Items from a data source:
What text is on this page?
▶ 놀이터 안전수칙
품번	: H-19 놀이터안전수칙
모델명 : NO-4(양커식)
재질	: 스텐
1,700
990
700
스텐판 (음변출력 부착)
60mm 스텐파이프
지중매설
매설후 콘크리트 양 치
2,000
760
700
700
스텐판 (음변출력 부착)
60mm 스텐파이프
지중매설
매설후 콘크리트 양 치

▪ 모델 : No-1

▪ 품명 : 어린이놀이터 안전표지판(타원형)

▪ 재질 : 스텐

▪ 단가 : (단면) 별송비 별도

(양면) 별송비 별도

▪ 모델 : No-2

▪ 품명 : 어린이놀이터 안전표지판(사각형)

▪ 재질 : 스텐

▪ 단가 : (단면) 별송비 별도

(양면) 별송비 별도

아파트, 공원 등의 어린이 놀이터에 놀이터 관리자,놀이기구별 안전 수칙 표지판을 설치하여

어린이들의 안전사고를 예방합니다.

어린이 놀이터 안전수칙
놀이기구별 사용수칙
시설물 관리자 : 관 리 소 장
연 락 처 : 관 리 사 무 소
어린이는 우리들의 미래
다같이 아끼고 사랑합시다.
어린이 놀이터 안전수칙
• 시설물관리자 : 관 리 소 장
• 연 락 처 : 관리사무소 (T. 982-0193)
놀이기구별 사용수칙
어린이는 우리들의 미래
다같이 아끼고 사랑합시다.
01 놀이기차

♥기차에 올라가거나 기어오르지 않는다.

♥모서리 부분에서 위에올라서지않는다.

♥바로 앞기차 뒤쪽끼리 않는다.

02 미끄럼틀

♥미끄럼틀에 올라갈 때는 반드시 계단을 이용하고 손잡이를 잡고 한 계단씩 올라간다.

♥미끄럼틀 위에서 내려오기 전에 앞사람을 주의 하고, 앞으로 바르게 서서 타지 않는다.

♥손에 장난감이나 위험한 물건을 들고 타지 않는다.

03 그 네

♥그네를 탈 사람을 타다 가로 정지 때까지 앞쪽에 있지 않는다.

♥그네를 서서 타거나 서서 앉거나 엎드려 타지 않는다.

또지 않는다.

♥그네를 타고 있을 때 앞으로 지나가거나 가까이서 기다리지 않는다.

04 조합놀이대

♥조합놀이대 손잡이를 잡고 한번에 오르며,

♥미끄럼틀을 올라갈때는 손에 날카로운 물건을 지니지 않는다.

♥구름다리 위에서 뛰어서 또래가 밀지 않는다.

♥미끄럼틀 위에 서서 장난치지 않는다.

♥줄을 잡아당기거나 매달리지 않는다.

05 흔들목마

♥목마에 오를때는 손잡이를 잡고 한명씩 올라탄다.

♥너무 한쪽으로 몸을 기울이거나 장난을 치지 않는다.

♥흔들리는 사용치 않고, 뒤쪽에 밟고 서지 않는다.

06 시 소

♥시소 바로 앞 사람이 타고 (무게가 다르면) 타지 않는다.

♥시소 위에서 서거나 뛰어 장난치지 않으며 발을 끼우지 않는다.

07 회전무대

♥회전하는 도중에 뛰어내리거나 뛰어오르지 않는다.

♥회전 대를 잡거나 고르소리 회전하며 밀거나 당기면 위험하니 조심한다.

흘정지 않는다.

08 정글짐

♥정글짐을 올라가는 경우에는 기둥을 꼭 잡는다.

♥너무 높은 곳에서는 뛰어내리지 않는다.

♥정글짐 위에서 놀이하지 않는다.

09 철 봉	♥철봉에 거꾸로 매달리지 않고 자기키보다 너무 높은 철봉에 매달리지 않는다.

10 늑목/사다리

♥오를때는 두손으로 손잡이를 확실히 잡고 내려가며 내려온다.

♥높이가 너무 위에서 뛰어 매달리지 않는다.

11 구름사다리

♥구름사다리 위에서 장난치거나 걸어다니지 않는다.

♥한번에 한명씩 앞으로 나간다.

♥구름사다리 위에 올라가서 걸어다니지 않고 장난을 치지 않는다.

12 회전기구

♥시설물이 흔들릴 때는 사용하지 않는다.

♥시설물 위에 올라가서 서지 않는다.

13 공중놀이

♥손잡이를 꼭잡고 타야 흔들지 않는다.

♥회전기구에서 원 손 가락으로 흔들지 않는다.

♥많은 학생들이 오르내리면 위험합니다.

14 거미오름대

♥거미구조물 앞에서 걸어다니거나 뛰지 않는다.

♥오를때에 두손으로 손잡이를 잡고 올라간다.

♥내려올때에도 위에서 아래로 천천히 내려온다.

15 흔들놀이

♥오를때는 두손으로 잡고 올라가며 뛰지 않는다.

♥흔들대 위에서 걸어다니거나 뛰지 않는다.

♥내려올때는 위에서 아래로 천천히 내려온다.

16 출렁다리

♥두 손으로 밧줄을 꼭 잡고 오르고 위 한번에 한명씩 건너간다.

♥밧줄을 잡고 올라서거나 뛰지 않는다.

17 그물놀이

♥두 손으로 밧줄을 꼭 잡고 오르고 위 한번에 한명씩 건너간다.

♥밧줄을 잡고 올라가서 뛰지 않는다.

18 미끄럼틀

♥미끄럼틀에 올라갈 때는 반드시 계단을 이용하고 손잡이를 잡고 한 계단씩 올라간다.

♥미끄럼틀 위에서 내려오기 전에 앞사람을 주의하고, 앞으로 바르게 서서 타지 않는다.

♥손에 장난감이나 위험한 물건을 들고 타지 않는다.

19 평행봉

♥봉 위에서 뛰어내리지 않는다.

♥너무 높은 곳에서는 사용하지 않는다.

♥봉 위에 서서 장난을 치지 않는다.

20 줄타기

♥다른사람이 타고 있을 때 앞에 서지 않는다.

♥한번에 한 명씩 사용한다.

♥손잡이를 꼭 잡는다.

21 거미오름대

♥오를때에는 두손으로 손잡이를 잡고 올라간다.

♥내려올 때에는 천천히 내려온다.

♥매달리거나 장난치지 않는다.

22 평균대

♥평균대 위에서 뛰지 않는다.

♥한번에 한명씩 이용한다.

-- What is needed --
The records above are to be repeated exactly, in their entirety.

-- Solution to this task --
What text is on this page?
▶ 놀이터 안전수칙
품번	: H-19 놀이터안전수칙
모델명 : NO-4(양커식)
재질	: 스텐
1,700
990
700
스텐판 (음변출력 부착)
60mm 스텐파이프
지중매설
매설후 콘크리트 양 치
2,000
760
700
700
스텐판 (음변출력 부착)
60mm 스텐파이프
지중매설
매설후 콘크리트 양 치

▪ 모델 : No-1

▪ 품명 : 어린이놀이터 안전표지판(타원형)

▪ 재질 : 스텐

▪ 단가 : (단면) 별송비 별도

(양면) 별송비 별도

▪ 모델 : No-2

▪ 품명 : 어린이놀이터 안전표지판(사각형)

▪ 재질 : 스텐

▪ 단가 : (단면) 별송비 별도

(양면) 별송비 별도

아파트, 공원 등의 어린이 놀이터에 놀이터 관리자,놀이기구별 안전 수칙 표지판을 설치하여

어린이들의 안전사고를 예방합니다.

어린이 놀이터 안전수칙
놀이기구별 사용수칙
시설물 관리자 : 관 리 소 장
연 락 처 : 관 리 사 무 소
어린이는 우리들의 미래
다같이 아끼고 사랑합시다.
어린이 놀이터 안전수칙
• 시설물관리자 : 관 리 소 장
• 연 락 처 : 관리사무소 (T. 982-0193)
놀이기구별 사용수칙
어린이는 우리들의 미래
다같이 아끼고 사랑합시다.
01 놀이기차

♥기차에 올라가거나 기어오르지 않는다.

♥모서리 부분에서 위에올라서지않는다.

♥바로 앞기차 뒤쪽끼리 않는다.

02 미끄럼틀

♥미끄럼틀에 올라갈 때는 반드시 계단을 이용하고 손잡이를 잡고 한 계단씩 올라간다.

♥미끄럼틀 위에서 내려오기 전에 앞사람을 주의 하고, 앞으로 바르게 서서 타지 않는다.

♥손에 장난감이나 위험한 물건을 들고 타지 않는다.

03 그 네

♥그네를 탈 사람을 타다 가로 정지 때까지 앞쪽에 있지 않는다.

♥그네를 서서 타거나 서서 앉거나 엎드려 타지 않는다.

또지 않는다.

♥그네를 타고 있을 때 앞으로 지나가거나 가까이서 기다리지 않는다.

04 조합놀이대

♥조합놀이대 손잡이를 잡고 한번에 오르며,

♥미끄럼틀을 올라갈때는 손에 날카로운 물건을 지니지 않는다.

♥구름다리 위에서 뛰어서 또래가 밀지 않는다.

♥미끄럼틀 위에 서서 장난치지 않는다.

♥줄을 잡아당기거나 매달리지 않는다.

05 흔들목마

♥목마에 오를때는 손잡이를 잡고 한명씩 올라탄다.

♥너무 한쪽으로 몸을 기울이거나 장난을 치지 않는다.

♥흔들리는 사용치 않고, 뒤쪽에 밟고 서지 않는다.

06 시 소

♥시소 바로 앞 사람이 타고 (무게가 다르면) 타지 않는다.

♥시소 위에서 서거나 뛰어 장난치지 않으며 발을 끼우지 않는다.

07 회전무대

♥회전하는 도중에 뛰어내리거나 뛰어오르지 않는다.

♥회전 대를 잡거나 고르소리 회전하며 밀거나 당기면 위험하니 조심한다.

흘정지 않는다.

08 정글짐

♥정글짐을 올라가는 경우에는 기둥을 꼭 잡는다.

♥너무 높은 곳에서는 뛰어내리지 않는다.

♥정글짐 위에서 놀이하지 않는다.

09 철 봉	♥철봉에 거꾸로 매달리지 않고 자기키보다 너무 높은 철봉에 매달리지 않는다.

10 늑목/사다리

♥오를때는 두손으로 손잡이를 확실히 잡고 내려가며 내려온다.

♥높이가 너무 위에서 뛰어 매달리지 않는다.

11 구름사다리

♥구름사다리 위에서 장난치거나 걸어다니지 않는다.

♥한번에 한명씩 앞으로 나간다.

♥구름사다리 위에 올라가서 걸어다니지 않고 장난을 치지 않는다.

12 회전기구

♥시설물이 흔들릴 때는 사용하지 않는다.

♥시설물 위에 올라가서 서지 않는다.

13 공중놀이

♥손잡이를 꼭잡고 타야 흔들지 않는다.

♥회전기구에서 원 손 가락으로 흔들지 않는다.

♥많은 학생들이 오르내리면 위험합니다.

14 거미오름대

♥거미구조물 앞에서 걸어다니거나 뛰지 않는다.

♥오를때에 두손으로 손잡이를 잡고 올라간다.

♥내려올때에도 위에서 아래로 천천히 내려온다.

15 흔들놀이

♥오를때는 두손으로 잡고 올라가며 뛰지 않는다.

♥흔들대 위에서 걸어다니거나 뛰지 않는다.

♥내려올때는 위에서 아래로 천천히 내려온다.

16 출렁다리

♥두 손으로 밧줄을 꼭 잡고 오르고 위 한번에 한명씩 건너간다.

♥밧줄을 잡고 올라서거나 뛰지 않는다.

17 그물놀이

♥두 손으로 밧줄을 꼭 잡고 오르고 위 한번에 한명씩 건너간다.

♥밧줄을 잡고 올라가서 뛰지 않는다.

18 미끄럼틀

♥미끄럼틀에 올라갈 때는 반드시 계단을 이용하고 손잡이를 잡고 한 계단씩 올라간다.

♥미끄럼틀 위에서 내려오기 전에 앞사람을 주의하고, 앞으로 바르게 서서 타지 않는다.

♥손에 장난감이나 위험한 물건을 들고 타지 않는다.

19 평행봉

♥봉 위에서 뛰어내리지 않는다.

♥너무 높은 곳에서는 사용하지 않는다.

♥봉 위에 서서 장난을 치지 않는다.

20 줄타기

♥다른사람이 타고 있을 때 앞에 서지 않는다.

♥한번에 한 명씩 사용한다.

♥손잡이를 꼭 잡는다.

21 거미오름대

♥오를때에는 두손으로 손잡이를 잡고 올라간다.

♥내려올 때에는 천천히 내려온다.

♥매달리거나 장난치지 않는다.

22 평균대

♥평균대 위에서 뛰지 않는다.

♥한번에 한명씩 이용한다.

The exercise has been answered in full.